• EXERCISE AIM
Return the listing below unchanged, minus its pictures.

• DATA LINES
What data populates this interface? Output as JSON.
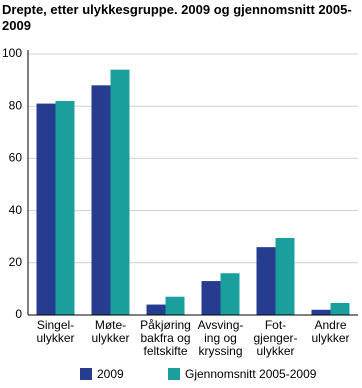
{
  "chart_data": {
    "type": "bar",
    "title": "Drepte, etter ulykkesgruppe. 2009 og gjennomsnitt 2005-2009",
    "categories": [
      "Singel-\nulykker",
      "Møte-\nulykker",
      "Påkjøring\nbakfra og\nfeltskifte",
      "Avsving-\ning og\nkryssing",
      "Fot-\ngjenger-\nulykker",
      "Andre\nulykker"
    ],
    "series": [
      {
        "name": "2009",
        "color": "#263d8f",
        "values": [
          81,
          88,
          4,
          13,
          26,
          2
        ]
      },
      {
        "name": "Gjennomsnitt 2005-2009",
        "color": "#1b9f9c",
        "values": [
          82,
          94,
          7,
          16,
          29.5,
          4.6
        ]
      }
    ],
    "ylim": [
      0,
      100
    ],
    "yticks": [
      0,
      20,
      40,
      60,
      80,
      100
    ],
    "grid": true
  }
}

• SOLVED EXERCISE
What data populates this interface? Output as JSON.
{
  "chart_data": {
    "type": "bar",
    "title": "Drepte, etter ulykkesgruppe. 2009 og gjennomsnitt 2005-2009",
    "categories": [
      "Singel-\nulykker",
      "Møte-\nulykker",
      "Påkjøring\nbakfra og\nfeltskifte",
      "Avsving-\ning og\nkryssing",
      "Fot-\ngjenger-\nulykker",
      "Andre\nulykker"
    ],
    "series": [
      {
        "name": "2009",
        "color": "#263d8f",
        "values": [
          81,
          88,
          4,
          13,
          26,
          2
        ]
      },
      {
        "name": "Gjennomsnitt 2005-2009",
        "color": "#1b9f9c",
        "values": [
          82,
          94,
          7,
          16,
          29.5,
          4.6
        ]
      }
    ],
    "ylim": [
      0,
      100
    ],
    "yticks": [
      0,
      20,
      40,
      60,
      80,
      100
    ],
    "grid": true
  }
}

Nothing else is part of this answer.